Saved entries
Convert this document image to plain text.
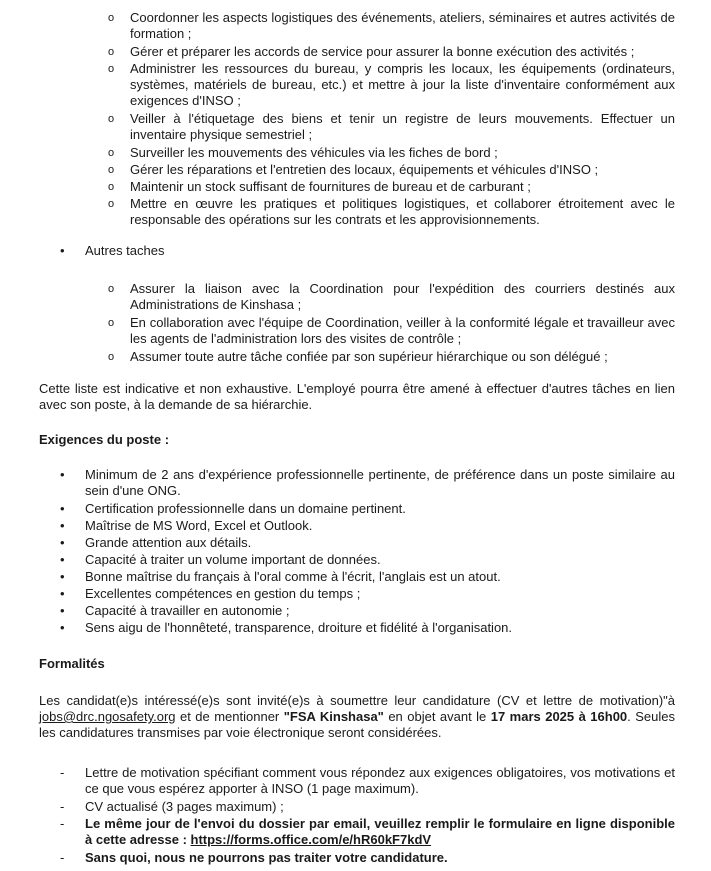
o Coordonner les aspects logistiques des événements, ateliers, séminaires et autres activités de formation ;
o Gérer et préparer les accords de service pour assurer la bonne exécution des activités ;
o Administrer les ressources du bureau, y compris les locaux, les équipements (ordinateurs, systèmes, matériels de bureau, etc.) et mettre à jour la liste d'inventaire conformément aux exigences d'INSO ;
o Veiller à l'étiquetage des biens et tenir un registre de leurs mouvements. Effectuer un inventaire physique semestriel ;
o Surveiller les mouvements des véhicules via les fiches de bord ;
o Gérer les réparations et l'entretien des locaux, équipements et véhicules d'INSO ;
o Maintenir un stock suffisant de fournitures de bureau et de carburant ;
o Mettre en œuvre les pratiques et politiques logistiques, et collaborer étroitement avec le responsable des opérations sur les contrats et les approvisionnements.
• Autres taches
o Assurer la liaison avec la Coordination pour l'expédition des courriers destinés aux Administrations de Kinshasa ;
o En collaboration avec l'équipe de Coordination, veiller à la conformité légale et travailleur avec les agents de l'administration lors des visites de contrôle ;
o Assumer toute autre tâche confiée par son supérieur hiérarchique ou son délégué ;
Cette liste est indicative et non exhaustive. L'employé pourra être amené à effectuer d'autres tâches en lien avec son poste, à la demande de sa hiérarchie.
Exigences du poste :
• Minimum de 2 ans d'expérience professionnelle pertinente, de préférence dans un poste similaire au sein d'une ONG.
• Certification professionnelle dans un domaine pertinent.
• Maîtrise de MS Word, Excel et Outlook.
• Grande attention aux détails.
• Capacité à traiter un volume important de données.
• Bonne maîtrise du français à l'oral comme à l'écrit, l'anglais est un atout.
• Excellentes compétences en gestion du temps ;
• Capacité à travailler en autonomie ;
• Sens aigu de l'honnêteté, transparence, droiture et fidélité à l'organisation.
Formalités
Les candidat(e)s intéressé(e)s sont invité(e)s à soumettre leur candidature (CV et lettre de motivation)"à jobs@drc.ngosafety.org et de mentionner "FSA Kinshasa" en objet avant le 17 mars 2025 à 16h00. Seules les candidatures transmises par voie électronique seront considérées.
- Lettre de motivation spécifiant comment vous répondez aux exigences obligatoires, vos motivations et ce que vous espérez apporter à INSO (1 page maximum).
- CV actualisé (3 pages maximum) ;
- Le même jour de l'envoi du dossier par email, veuillez remplir le formulaire en ligne disponible à cette adresse : https://forms.office.com/e/hR60kF7kdV
- Sans quoi, nous ne pourrons pas traiter votre candidature.
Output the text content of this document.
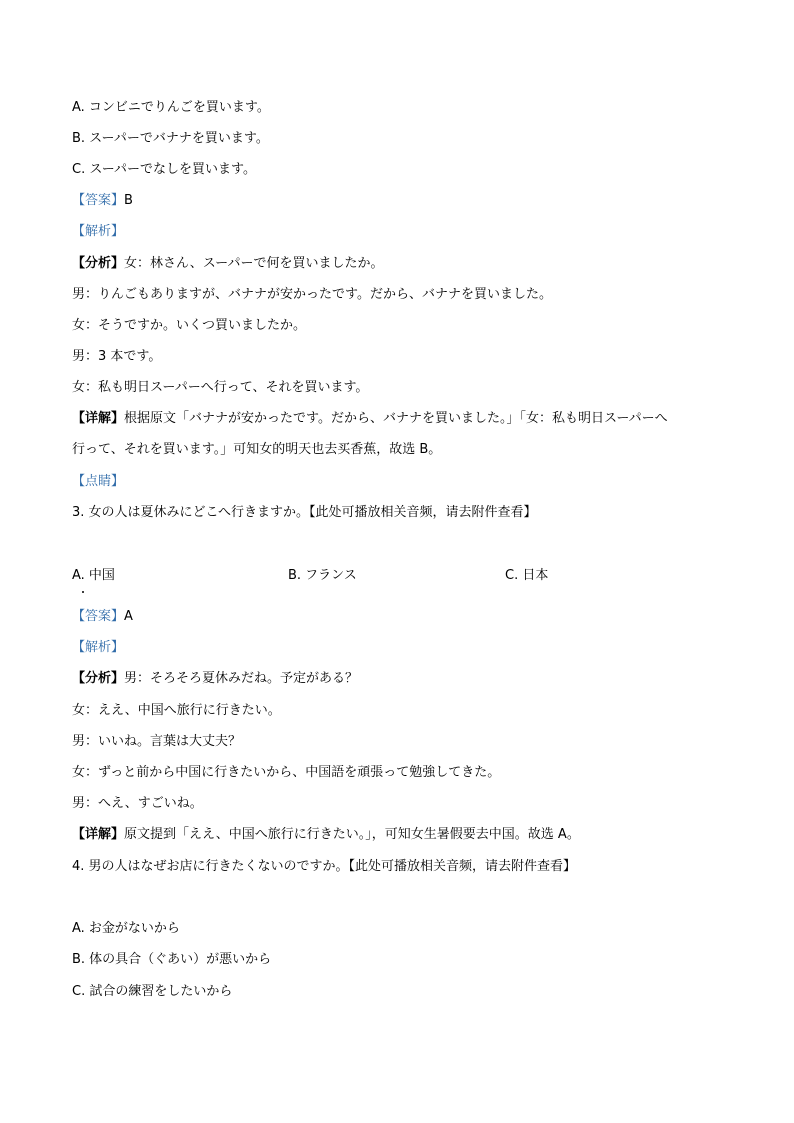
A. コンビニでりんごを買います。
B. スーパーでバナナを買います。
C. スーパーでなしを買います。
【答案】B
【解析】
【分析】女：林さん、スーパーで何を買いましたか。
男：りんごもありますが、バナナが安かったです。だから、バナナを買いました。
女：そうですか。いくつ買いましたか。
男：3 本です。
女：私も明日スーパーへ行って、それを買います。
【详解】根据原文「バナナが安かったです。だから、バナナを買いました。」「女：私も明日スーパーへ
行って、それを買います。」可知女的明天也去买香蕉，故选 B。
【点睛】
3. 女の人は夏休みにどこへ行きますか。【此处可播放相关音频，请去附件查看】
A. 中国	B. フランス	C. 日本
【答案】A
【解析】
【分析】男：そろそろ夏休みだね。予定がある？
女：ええ、中国へ旅行に行きたい。
男：いいね。言葉は大丈夫？
女：ずっと前から中国に行きたいから、中国語を頑張って勉強してきた。
男：へえ、すごいね。
【详解】原文提到「ええ、中国へ旅行に行きたい。」，可知女生暑假要去中国。故选 A。
4. 男の人はなぜお店に行きたくないのですか。【此处可播放相关音频，请去附件查看】
A. お金がないから
B. 体の具合（ぐあい）が悪いから
C. 試合の練習をしたいから
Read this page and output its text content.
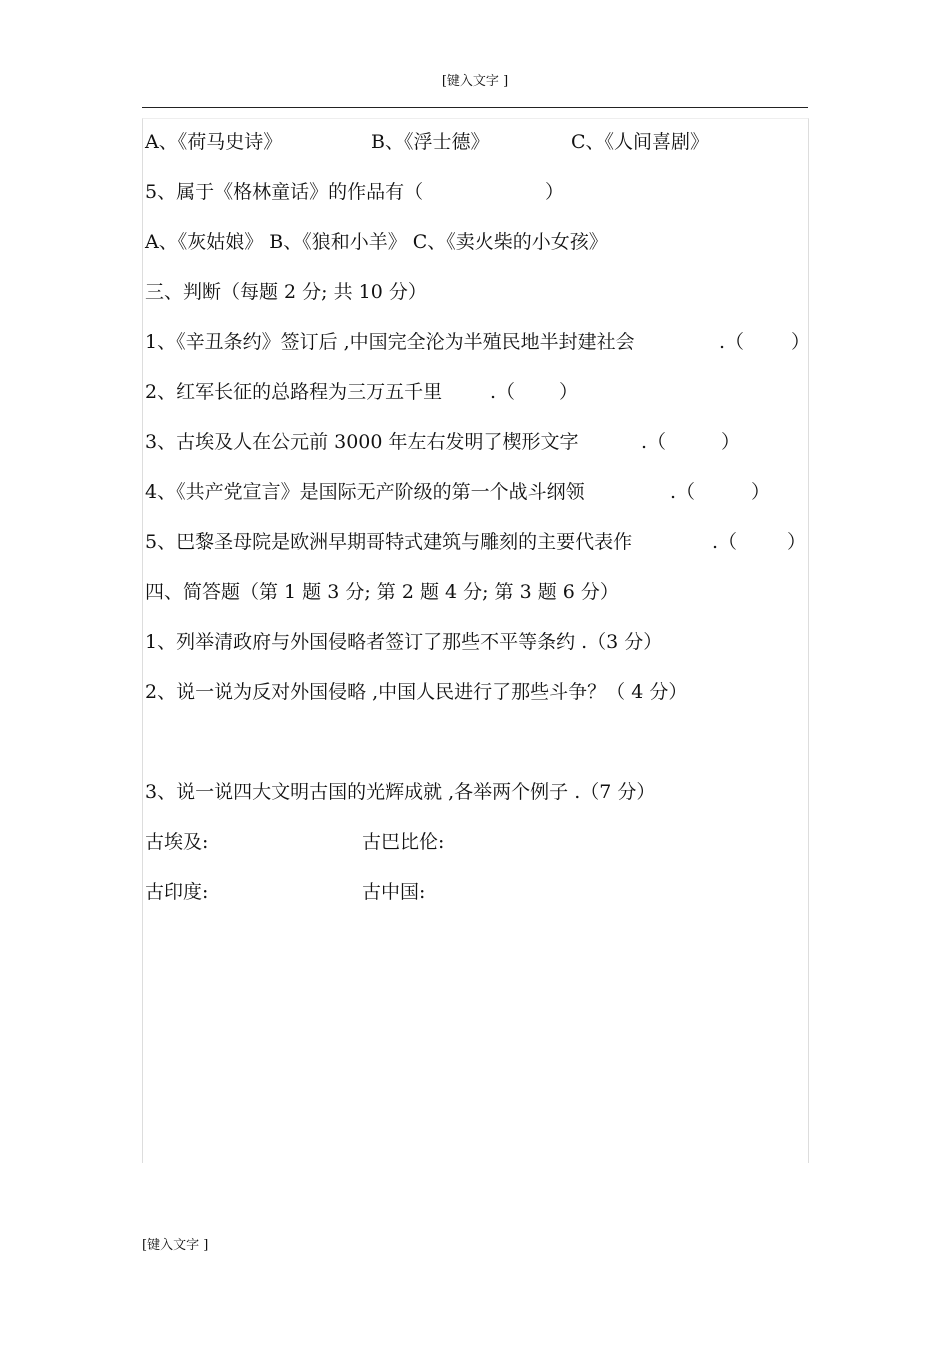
[键入文字 ]
A、《荷马史诗》	B、《浮士德》	C、《人间喜剧》
5、属于《格林童话》的作品有（	）
A、《灰姑娘》 B、《狼和小羊》 C、《卖火柴的小女孩》
三、判断（每题 2 分; 共 10 分）
1、《辛丑条约》签订后 ,中国完全沦为半殖民地半封建社会	.（ ）
2、红军长征的总路程为三万五千里	.（ ）
3、古埃及人在公元前 3000 年左右发明了楔形文字	.（	）
4、《共产党宣言》是国际无产阶级的第一个战斗纲领	.（	）
5、巴黎圣母院是欧洲早期哥特式建筑与雕刻的主要代表作	.（	）
四、简答题（第 1 题 3 分; 第 2 题 4 分; 第 3 题 6 分）
1、列举清政府与外国侵略者签订了那些不平等条约 .（3 分）
2、说一说为反对外国侵略 ,中国人民进行了那些斗争？（ 4 分）
3、说一说四大文明古国的光辉成就 ,各举两个例子 .（7 分）
古埃及:	古巴比伦:
古印度:	古中国:
[键入文字 ]
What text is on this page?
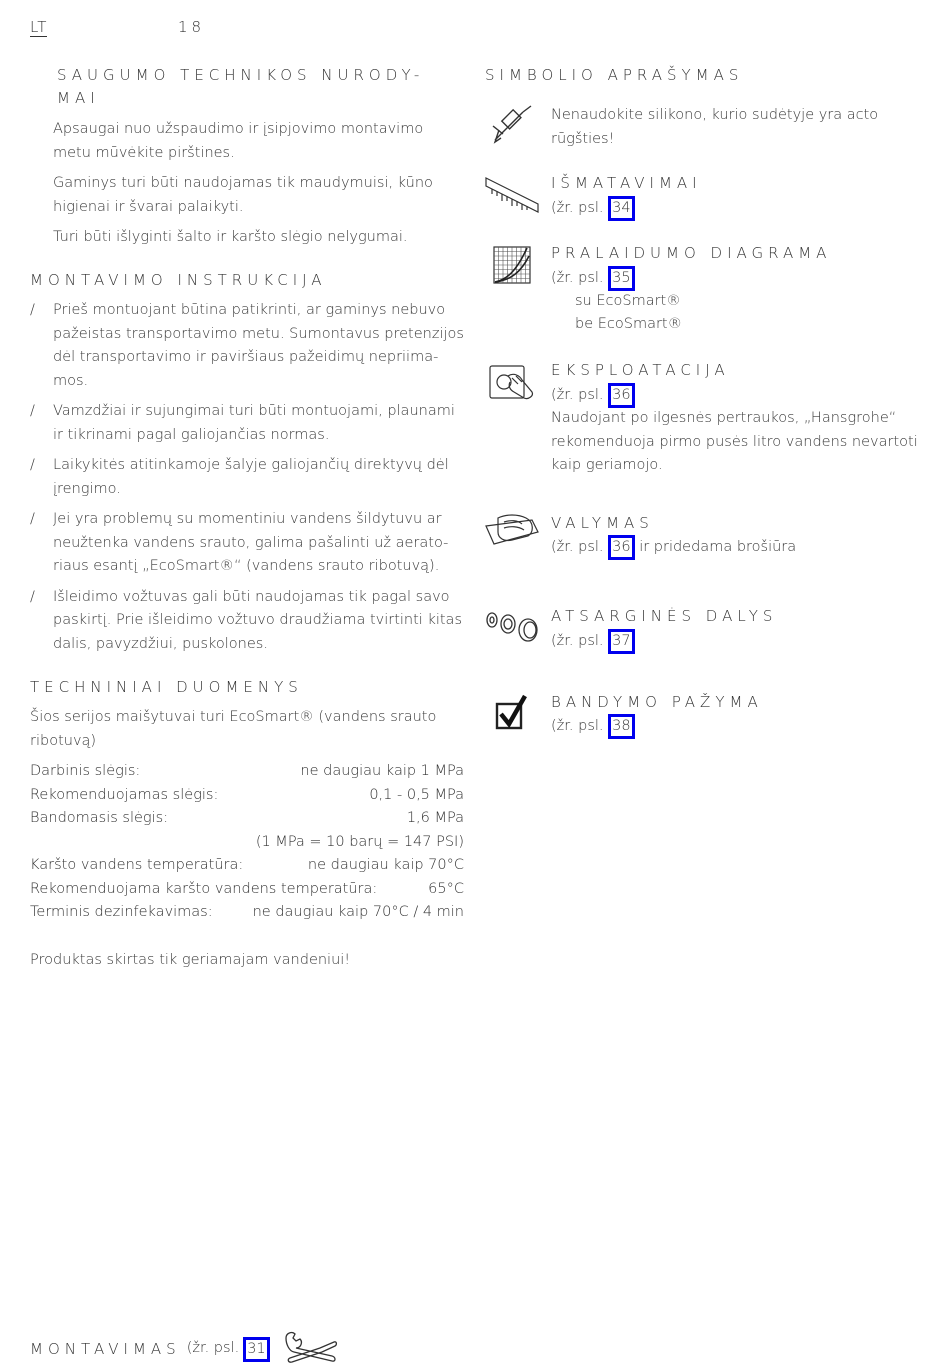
LT	18
SAUGUMO TECHNIKOS NURODY-
MAI

Apsaugai nuo užspaudimo ir įsipjovimo montavimo metu mūvėkite pirštines.

Gaminys turi būti naudojamas tik maudymuisi, kūno higienai ir švarai palaikyti.

Turi būti išlyginti šalto ir karšto slėgio nelygumai.

MONTAVIMO INSTRUKCIJA
/ Prieš montuojant būtina patikrinti, ar gaminys nebuvo pažeistas transportavimo metu. Sumontavus pretenzijos dėl transportavimo ir paviršiaus pažeidimų nepriima-mos.
/ Vamzdžiai ir sujungimai turi būti montuojami, plaunami ir tikrinami pagal galiojančias normas.
/ Laikykitės atitinkamoje šalyje galiojančių direktyvų dėl įrengimo.
/ Jei yra problemų su momentiniu vandens šildytuvu ar neužtenka vandens srauto, galima pašalinti už aerato-riaus esantį „EcoSmart®“ (vandens srauto ribotuvą).
/ Išleidimo vožtuvas gali būti naudojamas tik pagal savo paskirtį. Prie išleidimo vožtuvo draudžiama tvirtinti kitas dalis, pavyzdžiui, puskolones.
TECHNINIAI DUOMENYS
Šios serijos maišytuvai turi EcoSmart® (vandens srauto ribotuvą)
Darbinis slėgis:	ne daugiau kaip 1 MPa
Rekomenduojamas slėgis:	0,1 - 0,5 MPa
Bandomasis slėgis:	1,6 MPa
(1 MPa = 10 barų = 147 PSI)
Karšto vandens temperatūra:	ne daugiau kaip 70°C
Rekomenduojama karšto vandens temperatūra:	65°C
Terminis dezinfekavimas:	ne daugiau kaip 70°C / 4 min
Produktas skirtas tik geriamajam vandeniui!
SIMBOLIO APRAŠYMAS
Nenaudokite silikono, kurio sudėtyje yra acto rūgšties!
IŠMATAVIMAI
(žr. psl. 34
PRALAIDUMO DIAGRAMA
(žr. psl. 35
su EcoSmart®
be EcoSmart®
EKSPLOATACIJA
(žr. psl. 36
Naudojant po ilgesnės pertraukos, „Hansgrohe“ rekomenduoja pirmo pusės litro vandens nevartoti kaip geriamojo.
VALYMAS
(žr. psl. 36 ir pridedama brošiūra
ATSARGINĖS DALYS
(žr. psl. 37
BANDYMO PAŽYMA
(žr. psl. 38
MONTAVIMAS (žr. psl. 31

# GIVEN TASK
Go through the listing above and locate each line that holds the word "naudojamas". Copy those lines.

# FULL OUTPUT
Gaminys turi būti naudojamas tik maudymuisi, kūno higienai ir švarai palaikyti.
/ Išleidimo vožtuvas gali būti naudojamas tik pagal savo paskirtį. Prie išleidimo vožtuvo draudžiama tvirtinti kitas dalis, pavyzdžiui, puskolones.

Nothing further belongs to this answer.